:: PROVIDED DATA ::
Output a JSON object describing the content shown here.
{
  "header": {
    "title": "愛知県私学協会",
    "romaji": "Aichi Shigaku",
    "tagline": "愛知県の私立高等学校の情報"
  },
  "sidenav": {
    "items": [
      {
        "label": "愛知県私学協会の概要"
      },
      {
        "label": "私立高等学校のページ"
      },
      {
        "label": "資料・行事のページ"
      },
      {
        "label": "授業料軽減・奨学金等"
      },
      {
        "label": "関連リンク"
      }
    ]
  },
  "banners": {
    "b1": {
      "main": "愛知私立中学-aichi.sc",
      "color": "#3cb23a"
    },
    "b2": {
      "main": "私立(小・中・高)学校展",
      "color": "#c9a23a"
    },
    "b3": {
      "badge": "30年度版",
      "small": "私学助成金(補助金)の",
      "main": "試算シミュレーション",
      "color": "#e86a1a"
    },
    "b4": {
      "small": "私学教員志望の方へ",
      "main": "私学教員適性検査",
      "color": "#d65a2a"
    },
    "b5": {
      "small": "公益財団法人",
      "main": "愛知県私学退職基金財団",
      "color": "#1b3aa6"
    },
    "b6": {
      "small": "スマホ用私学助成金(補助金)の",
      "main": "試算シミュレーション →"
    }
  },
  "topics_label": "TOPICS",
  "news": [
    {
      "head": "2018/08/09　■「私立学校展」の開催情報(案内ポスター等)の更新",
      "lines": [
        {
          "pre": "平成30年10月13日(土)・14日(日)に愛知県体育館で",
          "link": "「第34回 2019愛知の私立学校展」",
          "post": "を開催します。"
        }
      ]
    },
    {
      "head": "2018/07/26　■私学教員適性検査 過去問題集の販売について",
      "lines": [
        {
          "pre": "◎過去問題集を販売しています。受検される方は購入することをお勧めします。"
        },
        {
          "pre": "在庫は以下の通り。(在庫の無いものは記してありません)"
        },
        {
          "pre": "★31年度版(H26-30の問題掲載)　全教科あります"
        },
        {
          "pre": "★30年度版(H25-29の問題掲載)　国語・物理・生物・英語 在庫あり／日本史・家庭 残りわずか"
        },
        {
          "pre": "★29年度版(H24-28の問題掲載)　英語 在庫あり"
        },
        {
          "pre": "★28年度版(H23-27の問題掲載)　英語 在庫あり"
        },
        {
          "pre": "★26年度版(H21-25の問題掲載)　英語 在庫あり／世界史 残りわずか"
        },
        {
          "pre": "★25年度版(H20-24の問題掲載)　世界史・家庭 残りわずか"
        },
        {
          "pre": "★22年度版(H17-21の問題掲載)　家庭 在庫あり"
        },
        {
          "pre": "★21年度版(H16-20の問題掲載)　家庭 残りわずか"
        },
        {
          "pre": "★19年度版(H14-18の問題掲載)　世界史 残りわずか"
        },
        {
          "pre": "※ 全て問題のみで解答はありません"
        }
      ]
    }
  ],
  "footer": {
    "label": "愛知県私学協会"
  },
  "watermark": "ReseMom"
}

==

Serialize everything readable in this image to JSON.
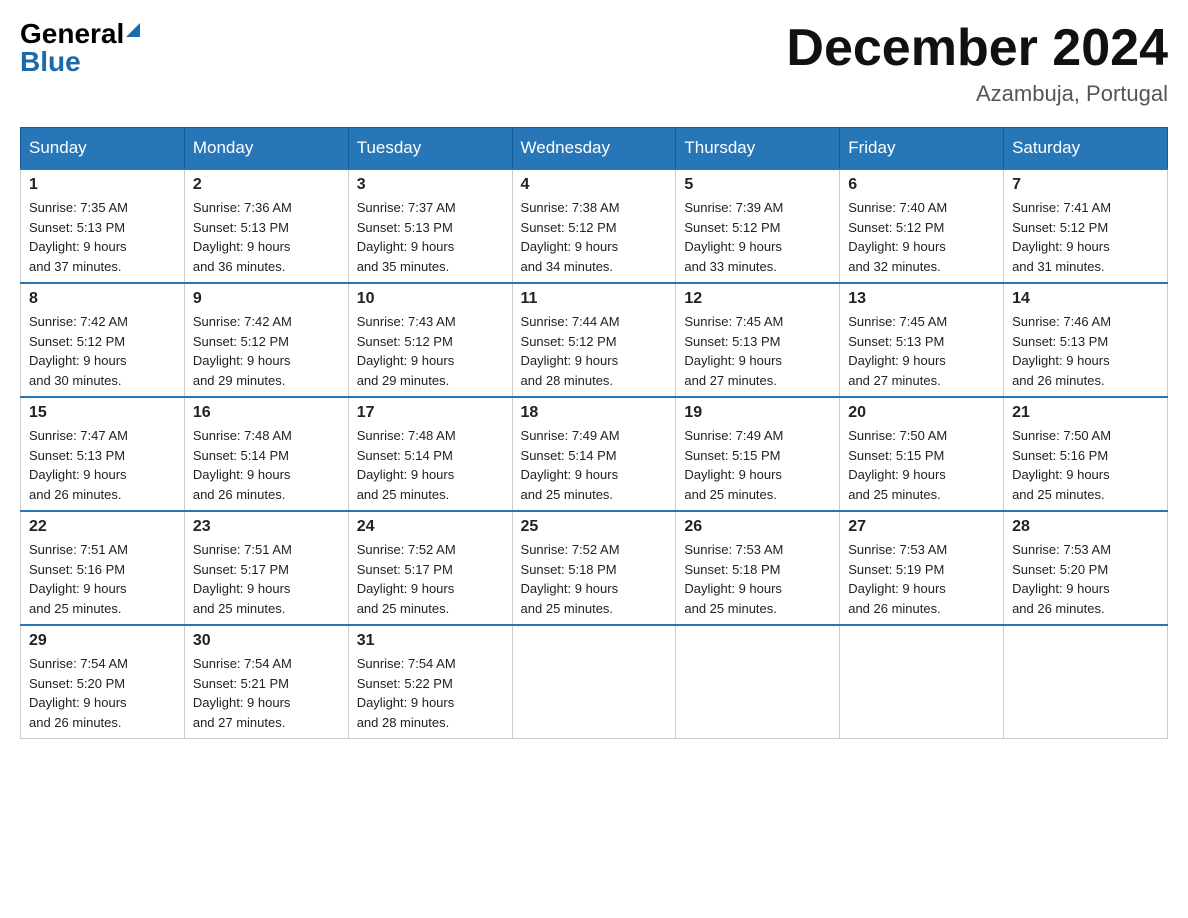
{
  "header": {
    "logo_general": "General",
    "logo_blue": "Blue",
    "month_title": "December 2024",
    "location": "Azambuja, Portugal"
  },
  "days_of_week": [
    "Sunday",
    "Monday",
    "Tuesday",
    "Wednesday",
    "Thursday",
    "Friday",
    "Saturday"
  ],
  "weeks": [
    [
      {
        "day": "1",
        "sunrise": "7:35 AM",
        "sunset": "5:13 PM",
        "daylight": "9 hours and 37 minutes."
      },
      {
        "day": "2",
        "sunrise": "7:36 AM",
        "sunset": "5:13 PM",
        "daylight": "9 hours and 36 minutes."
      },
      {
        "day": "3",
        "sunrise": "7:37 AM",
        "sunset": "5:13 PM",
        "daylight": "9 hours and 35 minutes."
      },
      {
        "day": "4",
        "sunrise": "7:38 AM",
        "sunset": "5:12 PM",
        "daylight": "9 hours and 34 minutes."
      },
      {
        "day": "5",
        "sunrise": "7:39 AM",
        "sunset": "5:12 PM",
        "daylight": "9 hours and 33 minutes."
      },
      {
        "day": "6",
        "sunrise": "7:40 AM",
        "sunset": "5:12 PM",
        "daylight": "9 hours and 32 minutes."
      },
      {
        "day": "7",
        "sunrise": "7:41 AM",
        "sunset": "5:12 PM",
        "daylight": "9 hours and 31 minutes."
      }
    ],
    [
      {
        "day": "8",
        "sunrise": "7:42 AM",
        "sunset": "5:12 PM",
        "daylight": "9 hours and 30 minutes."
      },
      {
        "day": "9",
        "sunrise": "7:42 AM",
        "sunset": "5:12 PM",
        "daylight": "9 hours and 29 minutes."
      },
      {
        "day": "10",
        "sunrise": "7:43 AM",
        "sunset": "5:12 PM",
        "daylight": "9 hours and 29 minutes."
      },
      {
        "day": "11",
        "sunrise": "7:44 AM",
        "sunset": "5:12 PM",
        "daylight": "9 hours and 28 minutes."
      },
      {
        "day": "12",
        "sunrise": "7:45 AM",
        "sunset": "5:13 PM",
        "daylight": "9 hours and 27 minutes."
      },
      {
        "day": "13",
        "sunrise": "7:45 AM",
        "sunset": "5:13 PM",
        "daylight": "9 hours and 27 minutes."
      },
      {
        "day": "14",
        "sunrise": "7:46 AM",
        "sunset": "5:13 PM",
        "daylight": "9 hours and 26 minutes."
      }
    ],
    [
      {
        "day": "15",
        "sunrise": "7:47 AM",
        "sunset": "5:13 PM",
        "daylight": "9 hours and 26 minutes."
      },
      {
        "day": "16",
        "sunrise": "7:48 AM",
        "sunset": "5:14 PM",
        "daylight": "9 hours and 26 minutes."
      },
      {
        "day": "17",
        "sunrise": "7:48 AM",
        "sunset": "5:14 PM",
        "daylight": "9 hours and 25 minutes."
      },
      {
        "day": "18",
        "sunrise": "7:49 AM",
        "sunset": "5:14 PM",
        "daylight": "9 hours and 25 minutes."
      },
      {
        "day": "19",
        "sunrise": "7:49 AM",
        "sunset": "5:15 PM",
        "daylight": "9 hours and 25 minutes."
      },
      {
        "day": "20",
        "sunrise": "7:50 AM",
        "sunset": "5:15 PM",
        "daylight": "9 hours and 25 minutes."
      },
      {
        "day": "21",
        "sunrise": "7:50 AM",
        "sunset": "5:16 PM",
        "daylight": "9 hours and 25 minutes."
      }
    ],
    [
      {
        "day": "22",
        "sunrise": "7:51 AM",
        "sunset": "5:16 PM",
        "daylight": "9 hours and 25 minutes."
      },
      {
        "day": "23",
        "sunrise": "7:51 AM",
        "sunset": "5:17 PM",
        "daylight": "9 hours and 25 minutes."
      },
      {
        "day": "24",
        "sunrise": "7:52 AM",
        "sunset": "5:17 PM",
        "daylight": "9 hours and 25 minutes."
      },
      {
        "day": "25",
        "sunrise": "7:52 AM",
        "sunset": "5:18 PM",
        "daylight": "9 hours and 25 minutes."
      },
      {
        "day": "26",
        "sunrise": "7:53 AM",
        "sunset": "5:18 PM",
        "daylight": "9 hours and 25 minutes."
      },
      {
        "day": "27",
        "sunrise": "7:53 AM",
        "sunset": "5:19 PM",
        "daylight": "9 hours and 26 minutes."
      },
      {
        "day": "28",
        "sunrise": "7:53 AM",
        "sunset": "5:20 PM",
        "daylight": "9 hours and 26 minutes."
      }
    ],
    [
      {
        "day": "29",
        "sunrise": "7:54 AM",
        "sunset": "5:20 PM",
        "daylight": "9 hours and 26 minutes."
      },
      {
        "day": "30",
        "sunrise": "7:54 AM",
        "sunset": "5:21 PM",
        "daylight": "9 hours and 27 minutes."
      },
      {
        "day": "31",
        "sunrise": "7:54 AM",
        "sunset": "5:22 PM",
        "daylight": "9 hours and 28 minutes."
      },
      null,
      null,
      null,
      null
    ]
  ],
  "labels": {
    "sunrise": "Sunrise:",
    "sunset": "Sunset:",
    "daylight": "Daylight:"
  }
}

:: OBJECTIVE ::
Looking at the listing above, count the lines that contain "small" and give nothing but the number.

:: TASK ANSWER ::
4